*SET EXERCISE:* From the listing below, count the lines where the string "text" occurs. Give the number, with no other words.
- - - - -
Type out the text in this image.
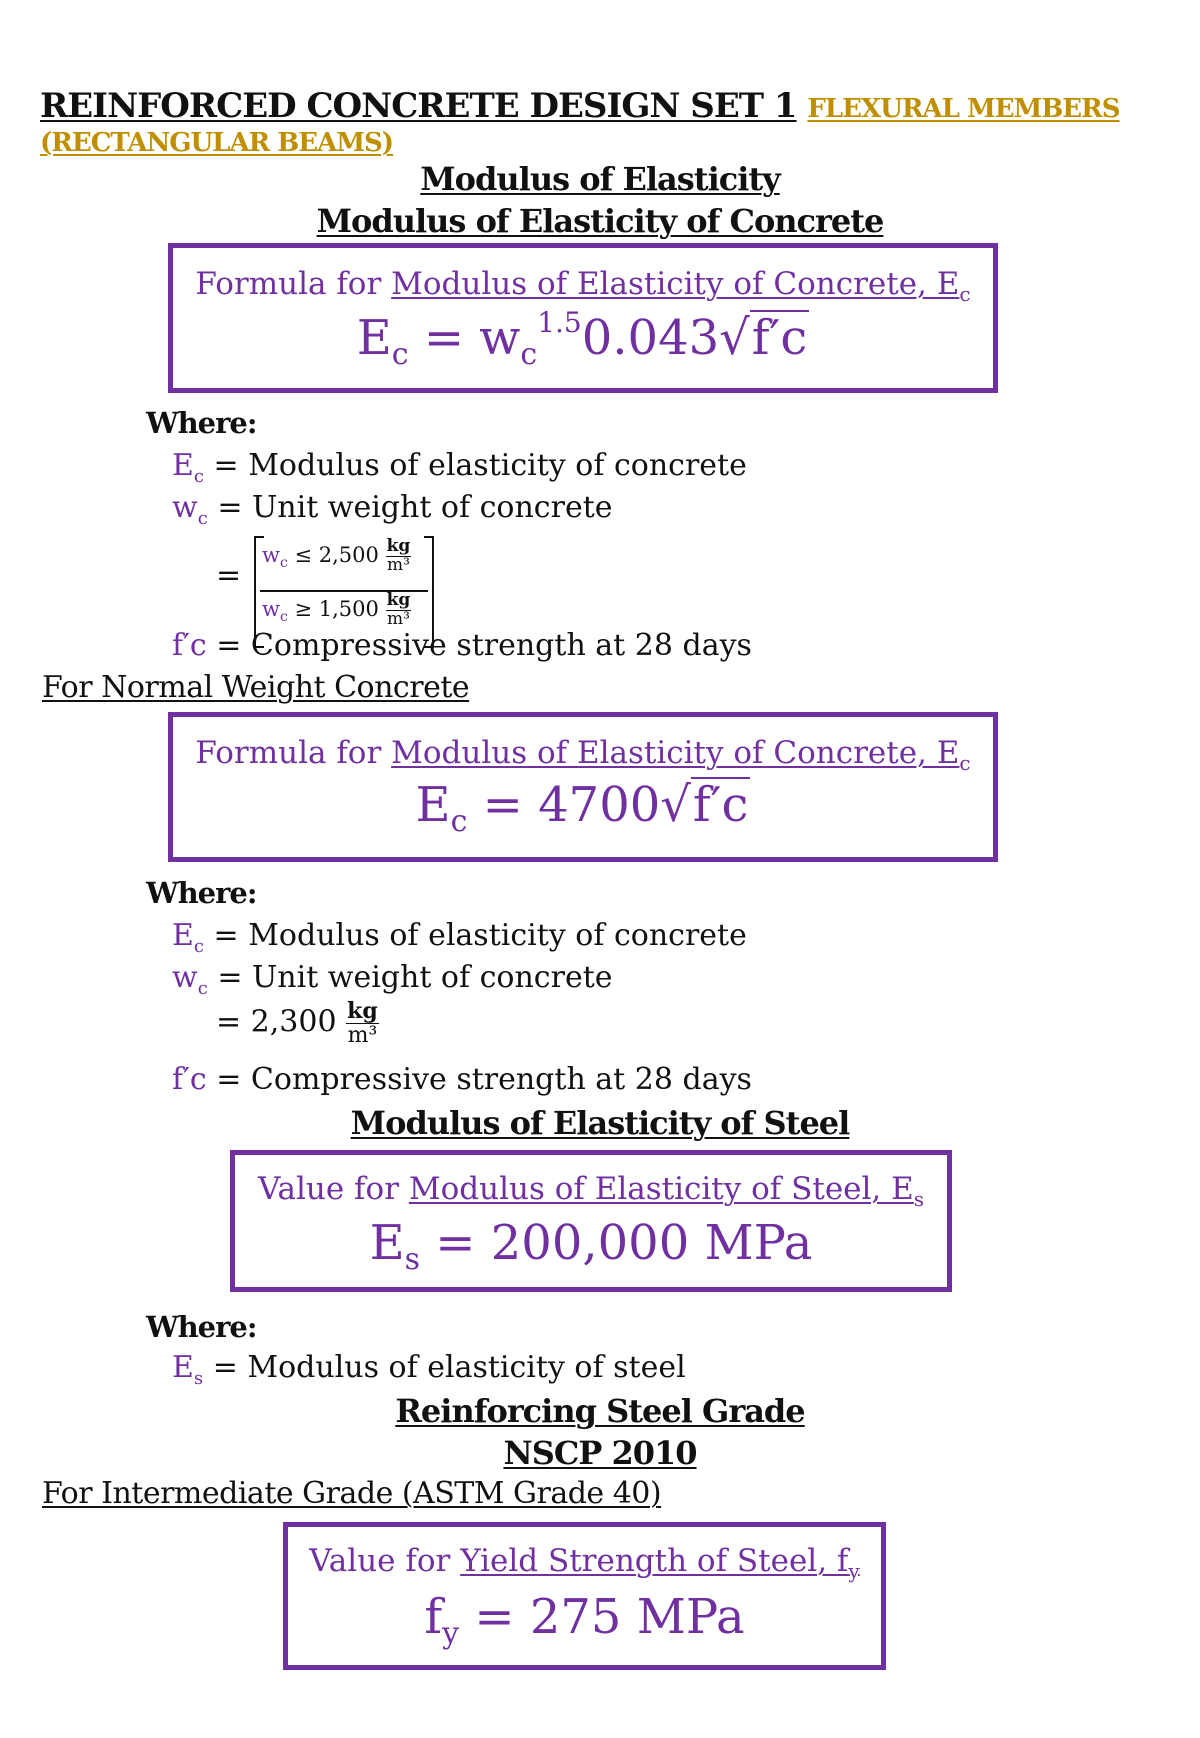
REINFORCED CONCRETE DESIGN SET 1 FLEXURAL MEMBERS
(RECTANGULAR BEAMS)
Modulus of Elasticity
Modulus of Elasticity of Concrete
Formula for Modulus of Elasticity of Concrete, $E_c$
$E_c = w_c^{1.5}0.043√f'c$
Where:
$E_c$ = Modulus of elasticity of concrete
$w_c$ = Unit weight of concrete
=
$w_c \le 2,500 \frac{kg}{\text{m³}}$
$w_c \ge 1,500 \frac{kg}{\text{m³}}$
f′c = Compressive strength at 28 days
For Normal Weight Concrete
Formula for Modulus of Elasticity of Concrete, $E_c$
$E_c = 4700√f'c$
Where:
$E_c$ = Modulus of elasticity of concrete
$w_c$ = Unit weight of concrete
= $2,300 \frac{kg}{\text{m³}}$
f′c = Compressive strength at 28 days
Modulus of Elasticity of Steel
Value for Modulus of Elasticity of Steel, $E_s$
$E_s = 200,000$ MPa
Where:
$E_s$ = Modulus of elasticity of steel
Reinforcing Steel Grade
NSCP 2010
For Intermediate Grade (ASTM Grade 40)
Value for Yield Strength of Steel, $f_y$
$f_y = 275$ MPa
- - - - -
*FULL ANSWER:* 4